The exercise:
Your task is to copy every line of the entries that contains "Show".

------ Provided data

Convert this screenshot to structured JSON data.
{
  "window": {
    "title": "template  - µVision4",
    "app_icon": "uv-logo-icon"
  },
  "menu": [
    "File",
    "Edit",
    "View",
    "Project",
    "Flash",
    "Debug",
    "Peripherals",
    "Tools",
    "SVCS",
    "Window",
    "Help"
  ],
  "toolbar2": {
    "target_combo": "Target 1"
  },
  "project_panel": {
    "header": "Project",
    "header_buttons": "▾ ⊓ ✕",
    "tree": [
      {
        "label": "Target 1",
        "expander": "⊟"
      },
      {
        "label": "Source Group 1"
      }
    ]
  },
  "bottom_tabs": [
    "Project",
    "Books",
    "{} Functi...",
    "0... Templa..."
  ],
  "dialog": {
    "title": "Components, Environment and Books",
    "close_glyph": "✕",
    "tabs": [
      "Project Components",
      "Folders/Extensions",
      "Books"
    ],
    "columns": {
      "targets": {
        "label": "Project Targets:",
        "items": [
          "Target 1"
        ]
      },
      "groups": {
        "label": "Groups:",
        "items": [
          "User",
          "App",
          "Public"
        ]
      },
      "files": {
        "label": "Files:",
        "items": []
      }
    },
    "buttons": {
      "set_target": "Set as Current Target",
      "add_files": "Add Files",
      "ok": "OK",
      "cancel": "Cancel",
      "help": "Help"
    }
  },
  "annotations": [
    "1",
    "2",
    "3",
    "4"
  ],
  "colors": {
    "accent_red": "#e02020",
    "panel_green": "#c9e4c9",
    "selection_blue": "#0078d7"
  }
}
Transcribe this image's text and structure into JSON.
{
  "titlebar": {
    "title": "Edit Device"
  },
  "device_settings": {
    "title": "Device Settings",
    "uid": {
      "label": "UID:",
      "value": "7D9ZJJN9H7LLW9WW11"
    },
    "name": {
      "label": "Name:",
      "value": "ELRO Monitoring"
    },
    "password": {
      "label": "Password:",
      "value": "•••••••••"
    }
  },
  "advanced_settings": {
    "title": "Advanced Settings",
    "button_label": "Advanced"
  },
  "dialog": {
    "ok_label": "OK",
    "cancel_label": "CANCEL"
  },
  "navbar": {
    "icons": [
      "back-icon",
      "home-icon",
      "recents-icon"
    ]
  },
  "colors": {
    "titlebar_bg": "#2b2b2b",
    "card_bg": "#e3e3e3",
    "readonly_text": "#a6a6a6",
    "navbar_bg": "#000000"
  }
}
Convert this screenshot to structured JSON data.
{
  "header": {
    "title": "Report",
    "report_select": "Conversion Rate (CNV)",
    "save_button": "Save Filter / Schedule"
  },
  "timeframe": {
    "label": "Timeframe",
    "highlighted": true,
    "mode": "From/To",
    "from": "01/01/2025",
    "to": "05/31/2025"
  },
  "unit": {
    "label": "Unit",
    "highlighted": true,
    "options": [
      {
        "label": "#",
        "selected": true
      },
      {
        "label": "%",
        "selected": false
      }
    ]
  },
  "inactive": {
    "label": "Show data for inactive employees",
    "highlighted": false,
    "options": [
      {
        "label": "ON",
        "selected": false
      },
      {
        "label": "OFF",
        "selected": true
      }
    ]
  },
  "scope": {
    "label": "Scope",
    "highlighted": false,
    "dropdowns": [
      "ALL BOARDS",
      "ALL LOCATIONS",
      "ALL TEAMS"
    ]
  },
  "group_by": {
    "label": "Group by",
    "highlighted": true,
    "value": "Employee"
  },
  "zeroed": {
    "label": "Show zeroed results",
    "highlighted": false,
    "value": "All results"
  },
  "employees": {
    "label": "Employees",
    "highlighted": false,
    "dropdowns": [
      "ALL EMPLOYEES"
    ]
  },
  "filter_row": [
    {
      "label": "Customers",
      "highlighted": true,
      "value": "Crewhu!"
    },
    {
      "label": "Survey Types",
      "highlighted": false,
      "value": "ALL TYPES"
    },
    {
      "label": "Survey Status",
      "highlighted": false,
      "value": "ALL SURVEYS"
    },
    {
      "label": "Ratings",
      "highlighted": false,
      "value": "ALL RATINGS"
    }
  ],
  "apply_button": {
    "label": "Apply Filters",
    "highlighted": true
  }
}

------------

Full output:
    "label": "Show data for inactive employees",
    "label": "Show zeroed results",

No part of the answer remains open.